- _TO BE DONE_
Give the data again, word for word.

[Collection entries]
· · ·

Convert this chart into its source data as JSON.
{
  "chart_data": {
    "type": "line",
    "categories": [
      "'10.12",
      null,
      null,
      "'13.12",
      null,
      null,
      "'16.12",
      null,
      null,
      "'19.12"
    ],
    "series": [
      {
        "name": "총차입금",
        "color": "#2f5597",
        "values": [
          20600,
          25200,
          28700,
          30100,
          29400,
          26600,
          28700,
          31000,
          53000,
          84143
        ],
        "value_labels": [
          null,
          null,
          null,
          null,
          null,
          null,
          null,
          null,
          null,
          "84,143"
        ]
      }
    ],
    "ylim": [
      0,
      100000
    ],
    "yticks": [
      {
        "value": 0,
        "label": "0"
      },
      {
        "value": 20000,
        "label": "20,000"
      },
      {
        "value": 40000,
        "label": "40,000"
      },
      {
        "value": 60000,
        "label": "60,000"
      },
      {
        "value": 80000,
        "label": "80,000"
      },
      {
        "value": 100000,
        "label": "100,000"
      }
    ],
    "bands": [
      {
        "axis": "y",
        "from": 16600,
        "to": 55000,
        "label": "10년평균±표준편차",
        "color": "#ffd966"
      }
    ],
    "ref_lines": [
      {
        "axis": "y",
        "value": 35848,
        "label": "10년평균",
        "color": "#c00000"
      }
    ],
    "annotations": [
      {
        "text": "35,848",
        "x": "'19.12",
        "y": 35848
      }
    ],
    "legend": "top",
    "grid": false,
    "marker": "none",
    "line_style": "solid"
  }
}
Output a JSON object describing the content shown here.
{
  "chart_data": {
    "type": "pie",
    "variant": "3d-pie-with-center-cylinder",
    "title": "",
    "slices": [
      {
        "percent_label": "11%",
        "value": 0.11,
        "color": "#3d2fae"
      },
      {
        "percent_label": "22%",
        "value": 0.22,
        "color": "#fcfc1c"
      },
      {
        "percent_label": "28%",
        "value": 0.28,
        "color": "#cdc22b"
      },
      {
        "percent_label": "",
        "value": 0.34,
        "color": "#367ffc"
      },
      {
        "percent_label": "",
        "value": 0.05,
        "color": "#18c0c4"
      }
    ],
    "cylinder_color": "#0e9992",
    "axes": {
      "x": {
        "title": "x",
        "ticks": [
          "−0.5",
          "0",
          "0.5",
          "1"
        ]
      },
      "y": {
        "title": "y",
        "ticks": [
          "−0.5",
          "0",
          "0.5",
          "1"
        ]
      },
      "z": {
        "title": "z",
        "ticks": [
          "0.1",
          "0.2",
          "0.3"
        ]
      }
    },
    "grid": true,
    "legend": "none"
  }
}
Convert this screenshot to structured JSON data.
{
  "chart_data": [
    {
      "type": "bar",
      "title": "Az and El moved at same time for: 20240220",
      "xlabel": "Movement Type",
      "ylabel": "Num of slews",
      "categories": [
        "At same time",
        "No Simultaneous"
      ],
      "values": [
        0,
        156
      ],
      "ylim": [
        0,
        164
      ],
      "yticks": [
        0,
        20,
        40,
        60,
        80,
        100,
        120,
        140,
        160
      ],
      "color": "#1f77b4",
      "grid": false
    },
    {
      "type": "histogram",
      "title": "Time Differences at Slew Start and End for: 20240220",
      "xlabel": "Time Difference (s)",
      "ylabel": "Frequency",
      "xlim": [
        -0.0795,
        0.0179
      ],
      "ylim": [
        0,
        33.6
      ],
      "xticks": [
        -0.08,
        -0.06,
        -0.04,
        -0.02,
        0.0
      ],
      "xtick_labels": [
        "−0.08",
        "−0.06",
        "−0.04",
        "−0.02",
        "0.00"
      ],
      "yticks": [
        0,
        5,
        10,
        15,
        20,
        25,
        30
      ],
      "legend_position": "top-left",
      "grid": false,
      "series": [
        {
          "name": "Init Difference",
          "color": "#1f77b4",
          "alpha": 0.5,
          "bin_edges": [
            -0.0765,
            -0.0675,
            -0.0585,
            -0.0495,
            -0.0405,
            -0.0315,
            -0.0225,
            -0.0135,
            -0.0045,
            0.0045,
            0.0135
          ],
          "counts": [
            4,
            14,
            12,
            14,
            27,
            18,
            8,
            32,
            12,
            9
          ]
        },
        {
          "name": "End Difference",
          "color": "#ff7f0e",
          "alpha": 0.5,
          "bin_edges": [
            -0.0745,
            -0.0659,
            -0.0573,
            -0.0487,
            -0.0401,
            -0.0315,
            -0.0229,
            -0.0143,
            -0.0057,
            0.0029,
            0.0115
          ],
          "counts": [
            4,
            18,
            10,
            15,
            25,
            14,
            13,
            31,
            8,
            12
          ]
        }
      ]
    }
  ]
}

· · ·

- _PROBLEM SOLUTION_
Convert this chart into its source data as JSON.
{
  "chart_data": {
    "type": "line",
    "categories": [
      "'10.12",
      null,
      null,
      "'13.12",
      null,
      null,
      "'16.12",
      null,
      null,
      "'19.12"
    ],
    "series": [
      {
        "name": "총차입금",
        "color": "#2f5597",
        "values": [
          20600,
          25200,
          28700,
          30100,
          29400,
          26600,
          28700,
          31000,
          53000,
          84143
        ],
        "value_labels": [
          null,
          null,
          null,
          null,
          null,
          null,
          null,
          null,
          null,
          "84,143"
        ]
      }
    ],
    "ylim": [
      0,
      100000
    ],
    "yticks": [
      {
        "value": 0,
        "label": "0"
      },
      {
        "value": 20000,
        "label": "20,000"
      },
      {
        "value": 40000,
        "label": "40,000"
      },
      {
        "value": 60000,
        "label": "60,000"
      },
      {
        "value": 80000,
        "label": "80,000"
      },
      {
        "value": 100000,
        "label": "100,000"
      }
    ],
    "bands": [
      {
        "axis": "y",
        "from": 16600,
        "to": 55000,
        "label": "10년평균±표준편차",
        "color": "#ffd966"
      }
    ],
    "ref_lines": [
      {
        "axis": "y",
        "value": 35848,
        "label": "10년평균",
        "color": "#c00000"
      }
    ],
    "annotations": [
      {
        "text": "35,848",
        "x": "'19.12",
        "y": 35848
      }
    ],
    "legend": "top",
    "grid": false,
    "marker": "none",
    "line_style": "solid"
  }
}
Output a JSON object describing the content shown here.
{
  "chart_data": {
    "type": "pie",
    "variant": "3d-pie-with-center-cylinder",
    "title": "",
    "slices": [
      {
        "percent_label": "11%",
        "value": 0.11,
        "color": "#3d2fae"
      },
      {
        "percent_label": "22%",
        "value": 0.22,
        "color": "#fcfc1c"
      },
      {
        "percent_label": "28%",
        "value": 0.28,
        "color": "#cdc22b"
      },
      {
        "percent_label": "",
        "value": 0.34,
        "color": "#367ffc"
      },
      {
        "percent_label": "",
        "value": 0.05,
        "color": "#18c0c4"
      }
    ],
    "cylinder_color": "#0e9992",
    "axes": {
      "x": {
        "title": "x",
        "ticks": [
          "−0.5",
          "0",
          "0.5",
          "1"
        ]
      },
      "y": {
        "title": "y",
        "ticks": [
          "−0.5",
          "0",
          "0.5",
          "1"
        ]
      },
      "z": {
        "title": "z",
        "ticks": [
          "0.1",
          "0.2",
          "0.3"
        ]
      }
    },
    "grid": true,
    "legend": "none"
  }
}
Convert this screenshot to structured JSON data.
{
  "chart_data": [
    {
      "type": "bar",
      "title": "Az and El moved at same time for: 20240220",
      "xlabel": "Movement Type",
      "ylabel": "Num of slews",
      "categories": [
        "At same time",
        "No Simultaneous"
      ],
      "values": [
        0,
        156
      ],
      "ylim": [
        0,
        164
      ],
      "yticks": [
        0,
        20,
        40,
        60,
        80,
        100,
        120,
        140,
        160
      ],
      "color": "#1f77b4",
      "grid": false
    },
    {
      "type": "histogram",
      "title": "Time Differences at Slew Start and End for: 20240220",
      "xlabel": "Time Difference (s)",
      "ylabel": "Frequency",
      "xlim": [
        -0.0795,
        0.0179
      ],
      "ylim": [
        0,
        33.6
      ],
      "xticks": [
        -0.08,
        -0.06,
        -0.04,
        -0.02,
        0.0
      ],
      "xtick_labels": [
        "−0.08",
        "−0.06",
        "−0.04",
        "−0.02",
        "0.00"
      ],
      "yticks": [
        0,
        5,
        10,
        15,
        20,
        25,
        30
      ],
      "legend_position": "top-left",
      "grid": false,
      "series": [
        {
          "name": "Init Difference",
          "color": "#1f77b4",
          "alpha": 0.5,
          "bin_edges": [
            -0.0765,
            -0.0675,
            -0.0585,
            -0.0495,
            -0.0405,
            -0.0315,
            -0.0225,
            -0.0135,
            -0.0045,
            0.0045,
            0.0135
          ],
          "counts": [
            4,
            14,
            12,
            14,
            27,
            18,
            8,
            32,
            12,
            9
          ]
        },
        {
          "name": "End Difference",
          "color": "#ff7f0e",
          "alpha": 0.5,
          "bin_edges": [
            -0.0745,
            -0.0659,
            -0.0573,
            -0.0487,
            -0.0401,
            -0.0315,
            -0.0229,
            -0.0143,
            -0.0057,
            0.0029,
            0.0115
          ],
          "counts": [
            4,
            18,
            10,
            15,
            25,
            14,
            13,
            31,
            8,
            12
          ]
        }
      ]
    }
  ]
}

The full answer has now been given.